Stated exercise
Return every line of the data below that includes the string "Disk".

## begin Material provided

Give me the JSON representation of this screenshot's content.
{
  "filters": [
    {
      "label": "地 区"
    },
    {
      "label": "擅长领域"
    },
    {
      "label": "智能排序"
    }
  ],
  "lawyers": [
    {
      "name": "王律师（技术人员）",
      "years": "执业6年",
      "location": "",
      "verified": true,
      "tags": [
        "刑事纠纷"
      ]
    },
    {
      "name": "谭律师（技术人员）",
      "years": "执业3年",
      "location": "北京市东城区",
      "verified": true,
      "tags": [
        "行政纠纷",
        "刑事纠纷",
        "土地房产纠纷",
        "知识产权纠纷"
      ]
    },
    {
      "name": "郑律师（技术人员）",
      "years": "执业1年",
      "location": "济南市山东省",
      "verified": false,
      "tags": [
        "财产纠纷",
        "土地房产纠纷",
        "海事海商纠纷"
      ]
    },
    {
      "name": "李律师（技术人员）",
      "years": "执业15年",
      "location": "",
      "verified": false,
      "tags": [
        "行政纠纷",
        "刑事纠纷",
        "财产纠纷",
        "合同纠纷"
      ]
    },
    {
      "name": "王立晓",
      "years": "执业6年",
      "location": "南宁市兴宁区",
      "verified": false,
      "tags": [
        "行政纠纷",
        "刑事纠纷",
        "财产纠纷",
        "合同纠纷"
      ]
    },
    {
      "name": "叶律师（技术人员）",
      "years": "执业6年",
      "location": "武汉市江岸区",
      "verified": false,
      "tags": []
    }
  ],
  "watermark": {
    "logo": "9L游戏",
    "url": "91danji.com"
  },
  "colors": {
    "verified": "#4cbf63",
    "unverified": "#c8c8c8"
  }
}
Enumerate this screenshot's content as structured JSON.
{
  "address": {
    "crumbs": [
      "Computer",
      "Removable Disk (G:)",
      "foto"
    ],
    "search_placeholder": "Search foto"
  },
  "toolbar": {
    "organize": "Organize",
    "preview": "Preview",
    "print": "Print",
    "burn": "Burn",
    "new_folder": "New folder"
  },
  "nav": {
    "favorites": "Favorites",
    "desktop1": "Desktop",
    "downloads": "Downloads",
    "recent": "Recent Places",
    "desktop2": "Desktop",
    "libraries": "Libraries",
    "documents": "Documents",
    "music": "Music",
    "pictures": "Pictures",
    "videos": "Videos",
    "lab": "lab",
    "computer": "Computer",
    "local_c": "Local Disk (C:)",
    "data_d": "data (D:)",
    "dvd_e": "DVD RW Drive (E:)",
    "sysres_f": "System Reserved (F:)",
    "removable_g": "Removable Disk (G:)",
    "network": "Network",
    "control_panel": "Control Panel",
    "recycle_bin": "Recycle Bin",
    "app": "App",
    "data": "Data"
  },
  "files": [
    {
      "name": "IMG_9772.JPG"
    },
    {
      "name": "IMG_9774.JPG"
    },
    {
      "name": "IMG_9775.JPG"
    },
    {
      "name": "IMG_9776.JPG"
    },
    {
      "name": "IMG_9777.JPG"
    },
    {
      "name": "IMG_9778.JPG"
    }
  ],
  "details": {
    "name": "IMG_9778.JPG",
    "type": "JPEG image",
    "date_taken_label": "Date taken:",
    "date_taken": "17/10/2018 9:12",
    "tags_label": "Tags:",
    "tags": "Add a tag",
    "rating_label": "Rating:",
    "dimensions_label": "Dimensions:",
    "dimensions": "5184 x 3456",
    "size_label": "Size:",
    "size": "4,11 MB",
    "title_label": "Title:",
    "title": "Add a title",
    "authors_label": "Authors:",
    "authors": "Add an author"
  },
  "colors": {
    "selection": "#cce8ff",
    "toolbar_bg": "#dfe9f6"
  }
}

## end Material provided

Output
      "Removable Disk (G:)",
    "local_c": "Local Disk (C:)",
    "removable_g": "Removable Disk (G:)",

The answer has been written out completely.